[Dataset excerpts]

[BEGIN]

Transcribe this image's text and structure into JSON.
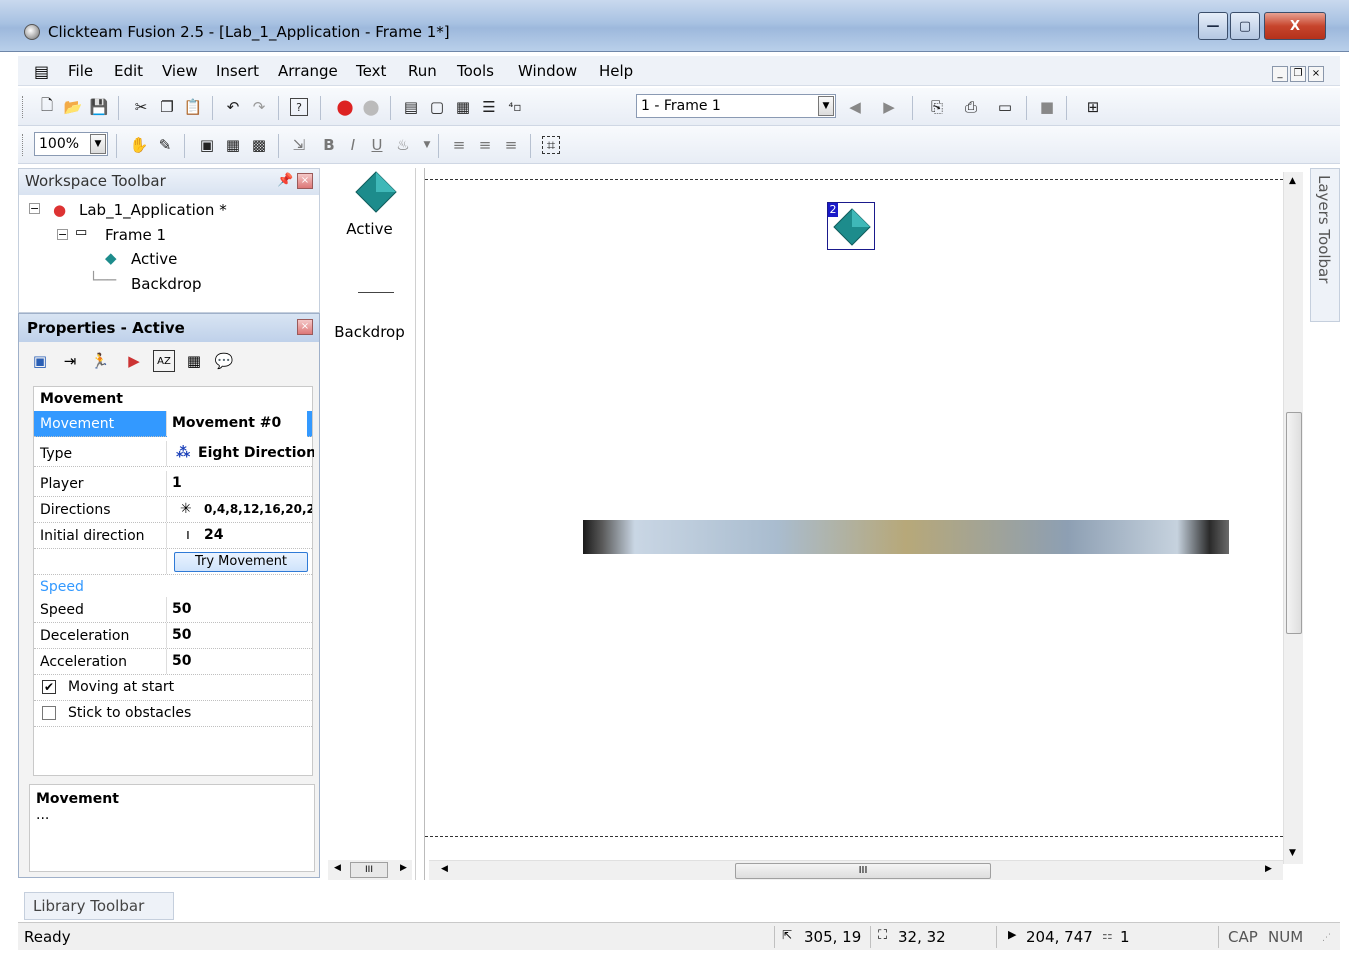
{
  "window": {
    "title": "Clickteam Fusion 2.5 - [Lab_1_Application - Frame 1*]",
    "min_label": "—",
    "max_label": "▢",
    "close_label": "X"
  },
  "menubar": {
    "items": [
      "File",
      "Edit",
      "View",
      "Insert",
      "Arrange",
      "Text",
      "Run",
      "Tools",
      "Window",
      "Help"
    ]
  },
  "toolbar": {
    "frame_select": "1 - Frame 1",
    "zoom": "100%"
  },
  "workspace": {
    "title": "Workspace Toolbar",
    "tree": {
      "application": "Lab_1_Application *",
      "frame": "Frame 1",
      "active": "Active",
      "backdrop": "Backdrop"
    }
  },
  "properties": {
    "title": "Properties - Active",
    "section_movement": "Movement",
    "rows": [
      {
        "key": "Movement",
        "value": "Movement #0"
      },
      {
        "key": "Type",
        "value": "Eight Directions"
      },
      {
        "key": "Player",
        "value": "1"
      },
      {
        "key": "Directions",
        "value": "0,4,8,12,16,20,2"
      },
      {
        "key": "Initial direction",
        "value": "24"
      }
    ],
    "try_button": "Try Movement",
    "section_speed": "Speed",
    "speed_rows": [
      {
        "key": "Speed",
        "value": "50"
      },
      {
        "key": "Deceleration",
        "value": "50"
      },
      {
        "key": "Acceleration",
        "value": "50"
      }
    ],
    "moving_at_start": "Moving at start",
    "stick_to_obstacles": "Stick to obstacles",
    "description_title": "Movement",
    "description_text": "..."
  },
  "object_list": {
    "active_label": "Active",
    "backdrop_label": "Backdrop"
  },
  "editor": {
    "object_badge": "2"
  },
  "layers": {
    "title": "Layers Toolbar"
  },
  "library": {
    "title": "Library Toolbar"
  },
  "status": {
    "ready": "Ready",
    "position": "305, 19",
    "size": "32, 32",
    "cursor": "204, 747",
    "count": "1",
    "cap": "CAP",
    "num": "NUM"
  },
  "colors": {
    "accent": "#3399ff",
    "active_diamond": "#1d8c8c",
    "speed_heading": "#3399ff"
  }
}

[END]

SET EXERCISE:
Using the records given above, list every line that includes the word "Frame".

TASK RESULT:
    "title": "Clickteam Fusion 2.5 - [Lab_1_Application - Frame 1*]",
    "frame_select": "1 - Frame 1",
      "frame": "Frame 1",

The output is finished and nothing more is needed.